_Written request_
Find each line in the listing below that contains the word "coupon", and copy those lines out.

--- Dataset records ---

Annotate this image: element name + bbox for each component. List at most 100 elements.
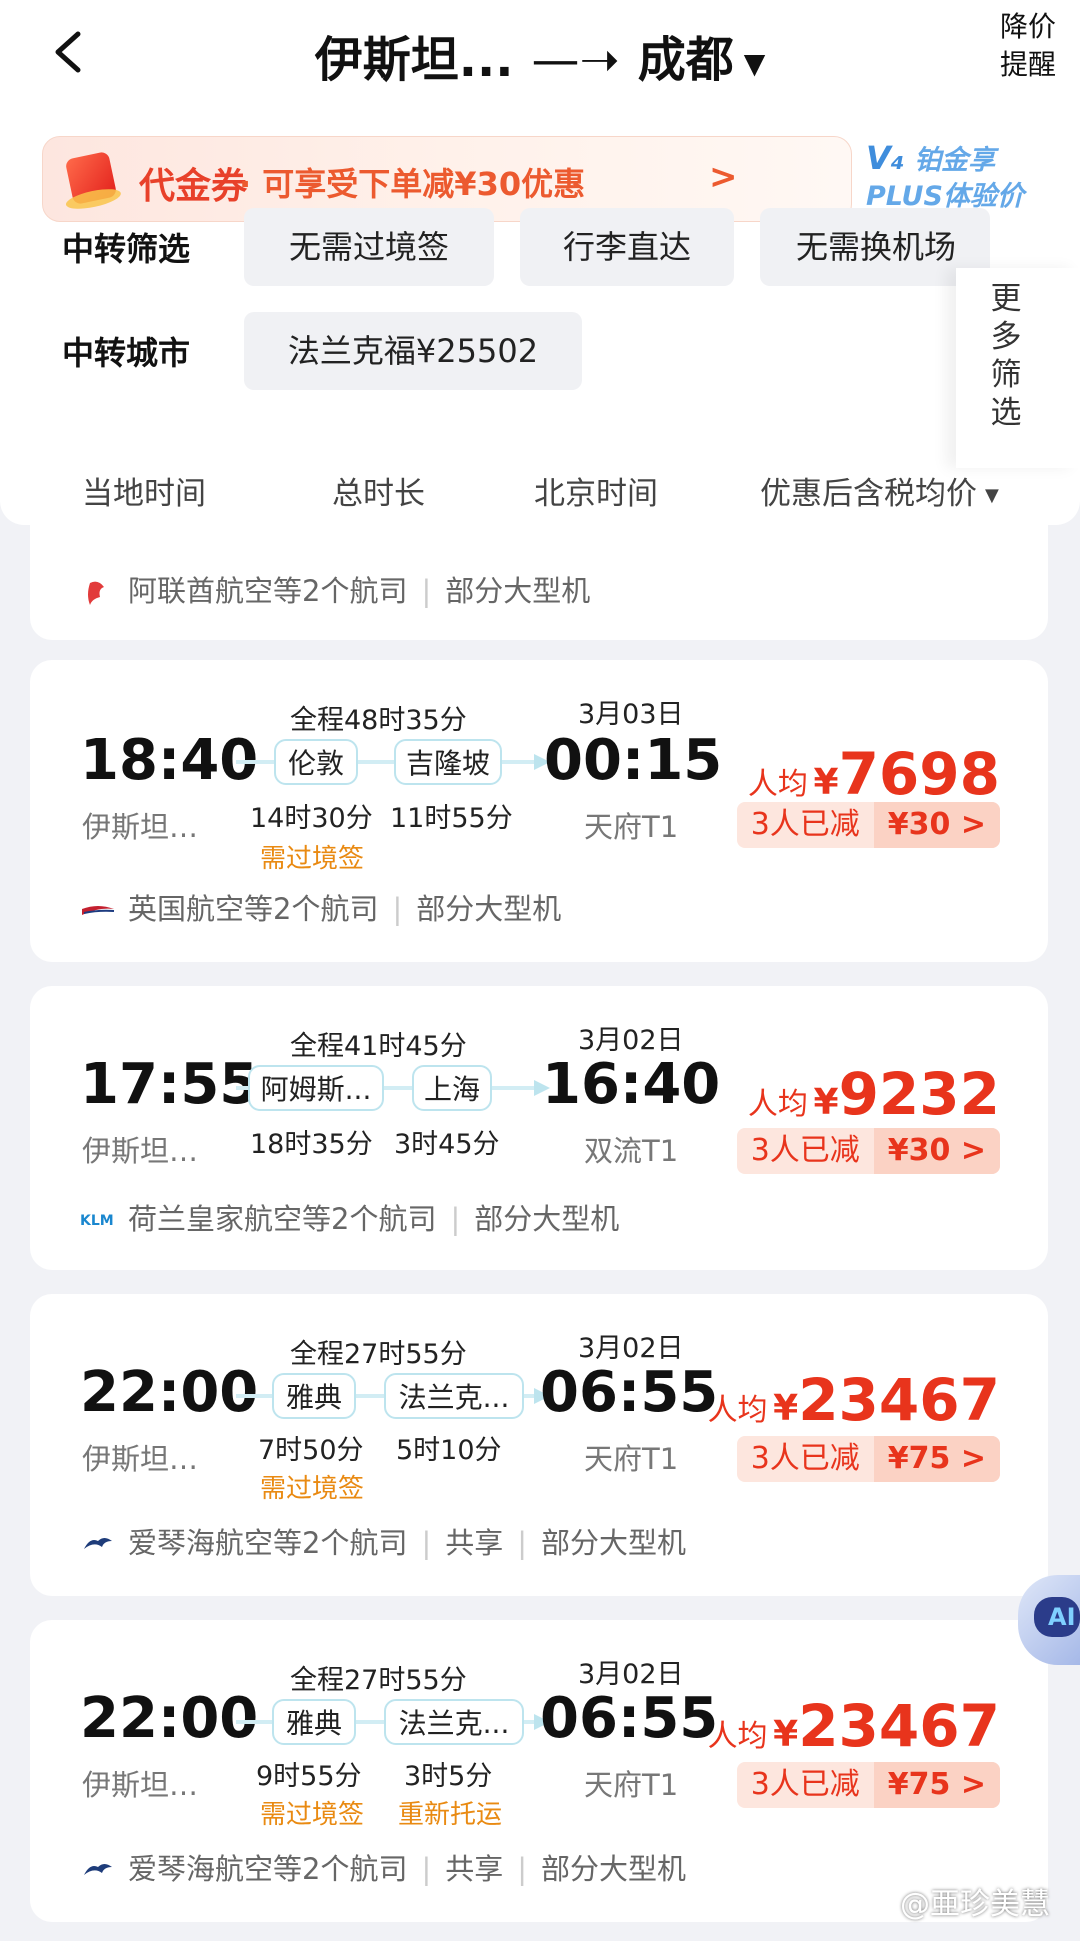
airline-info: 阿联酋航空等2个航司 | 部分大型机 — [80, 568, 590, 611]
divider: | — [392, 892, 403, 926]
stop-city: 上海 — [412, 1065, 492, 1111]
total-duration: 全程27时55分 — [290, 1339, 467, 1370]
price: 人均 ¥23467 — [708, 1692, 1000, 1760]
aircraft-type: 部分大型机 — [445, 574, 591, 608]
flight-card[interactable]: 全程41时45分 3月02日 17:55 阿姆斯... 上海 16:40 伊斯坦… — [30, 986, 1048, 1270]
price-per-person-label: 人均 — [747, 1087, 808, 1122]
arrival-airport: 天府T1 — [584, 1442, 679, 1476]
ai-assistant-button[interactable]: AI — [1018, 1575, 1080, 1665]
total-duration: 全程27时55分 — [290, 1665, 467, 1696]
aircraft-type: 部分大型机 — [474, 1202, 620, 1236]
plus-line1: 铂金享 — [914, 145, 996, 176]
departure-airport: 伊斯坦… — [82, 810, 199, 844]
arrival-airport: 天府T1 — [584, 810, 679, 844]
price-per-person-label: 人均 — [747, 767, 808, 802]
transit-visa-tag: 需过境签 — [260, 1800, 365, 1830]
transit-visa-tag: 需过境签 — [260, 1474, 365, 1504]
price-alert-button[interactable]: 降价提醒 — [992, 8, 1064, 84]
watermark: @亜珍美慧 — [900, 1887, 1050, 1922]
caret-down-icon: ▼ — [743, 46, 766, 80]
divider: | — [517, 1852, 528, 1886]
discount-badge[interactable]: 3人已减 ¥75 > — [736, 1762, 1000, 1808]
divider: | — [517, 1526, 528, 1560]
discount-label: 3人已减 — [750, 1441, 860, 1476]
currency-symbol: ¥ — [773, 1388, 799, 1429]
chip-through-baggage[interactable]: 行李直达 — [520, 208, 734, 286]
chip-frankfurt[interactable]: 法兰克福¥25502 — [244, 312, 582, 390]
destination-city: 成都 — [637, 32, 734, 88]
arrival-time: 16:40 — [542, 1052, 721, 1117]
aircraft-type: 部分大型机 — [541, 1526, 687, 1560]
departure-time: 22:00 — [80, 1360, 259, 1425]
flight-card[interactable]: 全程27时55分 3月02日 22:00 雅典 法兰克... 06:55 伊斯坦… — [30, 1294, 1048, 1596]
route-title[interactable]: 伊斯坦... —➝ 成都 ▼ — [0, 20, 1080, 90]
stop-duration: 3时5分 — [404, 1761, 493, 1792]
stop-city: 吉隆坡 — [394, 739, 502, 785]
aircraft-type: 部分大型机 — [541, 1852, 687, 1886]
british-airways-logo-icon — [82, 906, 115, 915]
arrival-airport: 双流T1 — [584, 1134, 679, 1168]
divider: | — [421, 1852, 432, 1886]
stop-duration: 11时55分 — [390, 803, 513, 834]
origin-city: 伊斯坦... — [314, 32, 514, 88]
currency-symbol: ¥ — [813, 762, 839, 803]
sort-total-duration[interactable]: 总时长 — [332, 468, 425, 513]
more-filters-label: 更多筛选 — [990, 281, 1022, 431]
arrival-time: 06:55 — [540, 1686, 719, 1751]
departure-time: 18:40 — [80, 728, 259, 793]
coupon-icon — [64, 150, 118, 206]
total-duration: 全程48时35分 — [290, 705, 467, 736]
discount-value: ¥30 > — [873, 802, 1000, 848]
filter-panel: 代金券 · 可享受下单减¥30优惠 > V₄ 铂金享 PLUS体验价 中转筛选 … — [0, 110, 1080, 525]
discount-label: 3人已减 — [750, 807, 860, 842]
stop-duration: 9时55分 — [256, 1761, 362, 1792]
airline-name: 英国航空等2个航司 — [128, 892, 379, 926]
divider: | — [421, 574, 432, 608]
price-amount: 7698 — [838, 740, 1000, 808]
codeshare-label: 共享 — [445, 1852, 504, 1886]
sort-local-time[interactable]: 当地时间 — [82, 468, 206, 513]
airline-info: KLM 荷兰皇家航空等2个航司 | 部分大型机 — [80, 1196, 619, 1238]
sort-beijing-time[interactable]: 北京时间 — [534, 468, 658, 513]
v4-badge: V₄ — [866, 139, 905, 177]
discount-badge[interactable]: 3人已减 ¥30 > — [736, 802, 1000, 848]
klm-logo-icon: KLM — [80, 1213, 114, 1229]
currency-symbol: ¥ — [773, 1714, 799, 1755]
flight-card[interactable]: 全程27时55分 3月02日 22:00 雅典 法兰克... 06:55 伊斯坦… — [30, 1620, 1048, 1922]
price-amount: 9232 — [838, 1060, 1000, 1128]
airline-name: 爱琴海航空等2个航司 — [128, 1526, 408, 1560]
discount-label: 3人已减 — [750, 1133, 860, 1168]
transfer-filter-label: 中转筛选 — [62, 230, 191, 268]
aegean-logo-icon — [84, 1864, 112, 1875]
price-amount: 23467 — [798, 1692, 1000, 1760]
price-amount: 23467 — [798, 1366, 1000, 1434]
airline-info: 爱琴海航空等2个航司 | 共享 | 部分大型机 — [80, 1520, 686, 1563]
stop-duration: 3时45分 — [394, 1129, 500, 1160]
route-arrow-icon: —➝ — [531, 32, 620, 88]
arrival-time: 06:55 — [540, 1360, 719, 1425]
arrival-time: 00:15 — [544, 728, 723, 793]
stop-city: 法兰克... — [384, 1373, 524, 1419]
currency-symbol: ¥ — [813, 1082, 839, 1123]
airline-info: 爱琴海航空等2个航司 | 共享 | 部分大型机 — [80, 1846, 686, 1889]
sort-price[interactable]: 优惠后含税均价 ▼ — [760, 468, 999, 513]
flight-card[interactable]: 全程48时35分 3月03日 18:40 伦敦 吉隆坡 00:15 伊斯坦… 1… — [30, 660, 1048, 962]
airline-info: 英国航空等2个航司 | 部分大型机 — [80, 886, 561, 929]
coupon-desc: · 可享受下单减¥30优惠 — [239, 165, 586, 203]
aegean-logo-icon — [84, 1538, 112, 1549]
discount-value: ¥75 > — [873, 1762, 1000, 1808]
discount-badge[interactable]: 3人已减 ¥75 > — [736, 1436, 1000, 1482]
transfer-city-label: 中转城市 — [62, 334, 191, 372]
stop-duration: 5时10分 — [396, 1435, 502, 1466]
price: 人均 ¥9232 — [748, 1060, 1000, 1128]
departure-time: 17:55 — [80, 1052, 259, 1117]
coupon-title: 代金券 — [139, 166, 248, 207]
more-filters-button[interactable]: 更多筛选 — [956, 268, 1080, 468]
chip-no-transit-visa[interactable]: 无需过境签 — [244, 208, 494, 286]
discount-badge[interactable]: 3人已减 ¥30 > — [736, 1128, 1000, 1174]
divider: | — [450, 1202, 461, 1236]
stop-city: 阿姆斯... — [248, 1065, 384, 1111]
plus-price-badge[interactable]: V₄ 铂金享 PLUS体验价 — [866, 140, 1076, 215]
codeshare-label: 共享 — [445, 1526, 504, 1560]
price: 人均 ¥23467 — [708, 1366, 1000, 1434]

---

_Solution for this exercise_
coupon-icon — [64, 150, 118, 206]
coupon-desc: · 可享受下单减¥30优惠 — [239, 165, 586, 203]
coupon-title: 代金券 — [139, 166, 248, 207]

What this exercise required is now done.